GIVEN RECORDS:

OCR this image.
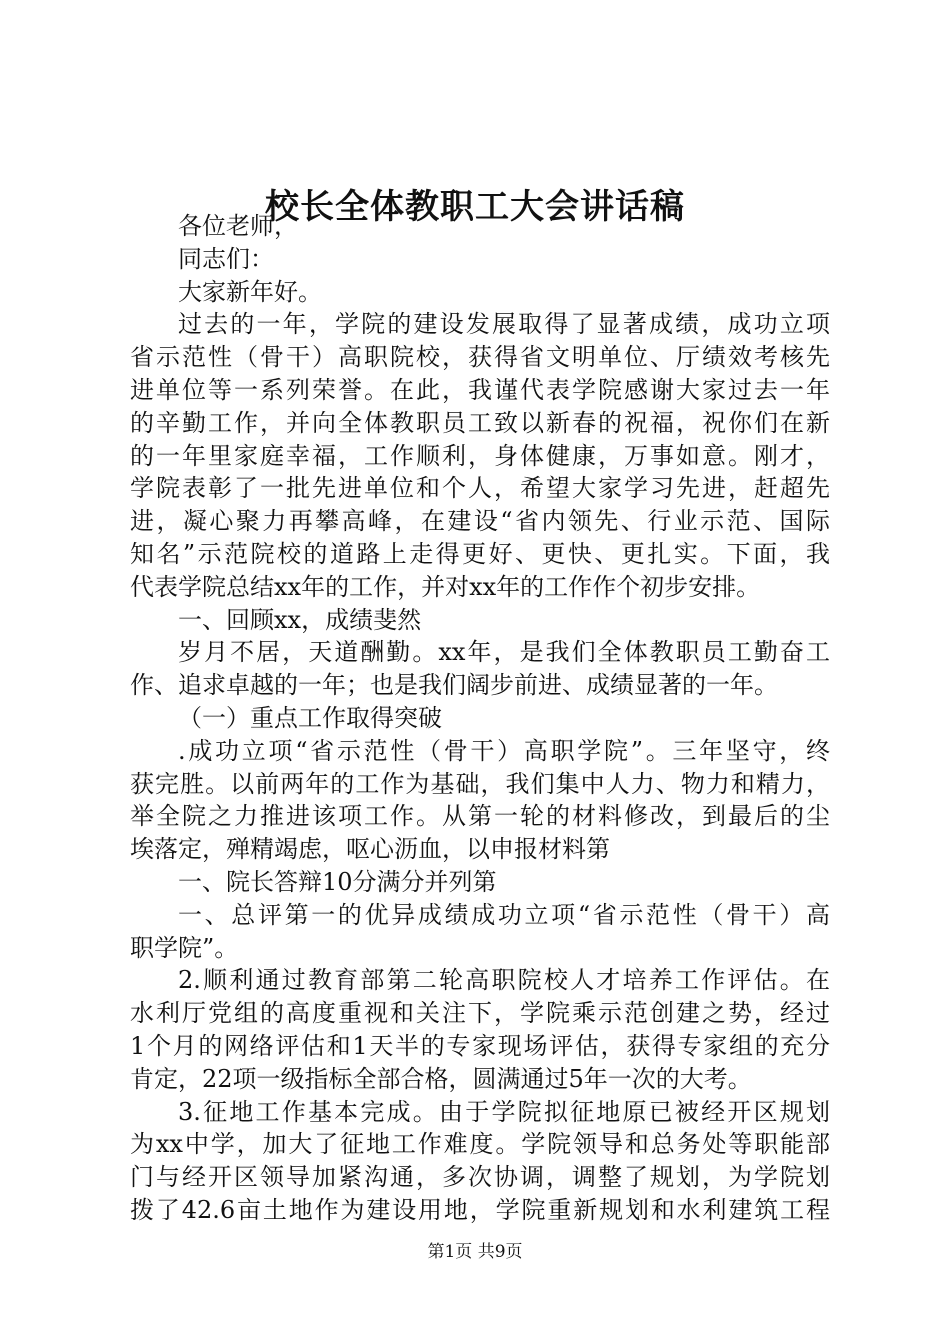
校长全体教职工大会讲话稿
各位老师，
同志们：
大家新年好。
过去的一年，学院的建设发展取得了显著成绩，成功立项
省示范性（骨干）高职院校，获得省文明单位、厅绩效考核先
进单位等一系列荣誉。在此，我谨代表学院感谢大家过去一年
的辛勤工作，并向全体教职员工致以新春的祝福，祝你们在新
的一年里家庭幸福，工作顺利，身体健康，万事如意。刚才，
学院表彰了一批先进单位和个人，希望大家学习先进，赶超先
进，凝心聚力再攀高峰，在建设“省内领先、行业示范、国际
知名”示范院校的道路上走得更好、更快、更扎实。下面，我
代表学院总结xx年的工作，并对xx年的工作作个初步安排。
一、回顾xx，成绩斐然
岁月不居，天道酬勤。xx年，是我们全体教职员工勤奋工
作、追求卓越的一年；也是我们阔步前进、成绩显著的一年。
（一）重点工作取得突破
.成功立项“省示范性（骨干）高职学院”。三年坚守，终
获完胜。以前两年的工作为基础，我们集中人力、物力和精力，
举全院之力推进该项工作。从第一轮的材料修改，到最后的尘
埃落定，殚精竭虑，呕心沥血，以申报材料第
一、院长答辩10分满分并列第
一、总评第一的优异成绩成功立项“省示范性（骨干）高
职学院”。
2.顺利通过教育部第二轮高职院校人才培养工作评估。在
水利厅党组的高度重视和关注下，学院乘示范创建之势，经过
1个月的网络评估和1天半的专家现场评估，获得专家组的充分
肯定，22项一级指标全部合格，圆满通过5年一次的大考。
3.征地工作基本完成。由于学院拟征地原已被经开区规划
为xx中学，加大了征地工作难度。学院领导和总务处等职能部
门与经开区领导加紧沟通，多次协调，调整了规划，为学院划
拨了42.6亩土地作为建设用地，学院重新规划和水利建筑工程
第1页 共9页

WRITTEN INSTRUCTION:
Copy out all of the data word for word. Do not carry over any picture.

OUTPUT FOR THIS EXERCISE:
OCR this image.
校长全体教职工大会讲话稿
各位老师，
同志们：
大家新年好。
过去的一年，学院的建设发展取得了显著成绩，成功立项
省示范性（骨干）高职院校，获得省文明单位、厅绩效考核先
进单位等一系列荣誉。在此，我谨代表学院感谢大家过去一年
的辛勤工作，并向全体教职员工致以新春的祝福，祝你们在新
的一年里家庭幸福，工作顺利，身体健康，万事如意。刚才，
学院表彰了一批先进单位和个人，希望大家学习先进，赶超先
进，凝心聚力再攀高峰，在建设“省内领先、行业示范、国际
知名”示范院校的道路上走得更好、更快、更扎实。下面，我
代表学院总结xx年的工作，并对xx年的工作作个初步安排。
一、回顾xx，成绩斐然
岁月不居，天道酬勤。xx年，是我们全体教职员工勤奋工
作、追求卓越的一年；也是我们阔步前进、成绩显著的一年。
（一）重点工作取得突破
.成功立项“省示范性（骨干）高职学院”。三年坚守，终
获完胜。以前两年的工作为基础，我们集中人力、物力和精力，
举全院之力推进该项工作。从第一轮的材料修改，到最后的尘
埃落定，殚精竭虑，呕心沥血，以申报材料第
一、院长答辩10分满分并列第
一、总评第一的优异成绩成功立项“省示范性（骨干）高
职学院”。
2.顺利通过教育部第二轮高职院校人才培养工作评估。在
水利厅党组的高度重视和关注下，学院乘示范创建之势，经过
1个月的网络评估和1天半的专家现场评估，获得专家组的充分
肯定，22项一级指标全部合格，圆满通过5年一次的大考。
3.征地工作基本完成。由于学院拟征地原已被经开区规划
为xx中学，加大了征地工作难度。学院领导和总务处等职能部
门与经开区领导加紧沟通，多次协调，调整了规划，为学院划
拨了42.6亩土地作为建设用地，学院重新规划和水利建筑工程
第1页 共9页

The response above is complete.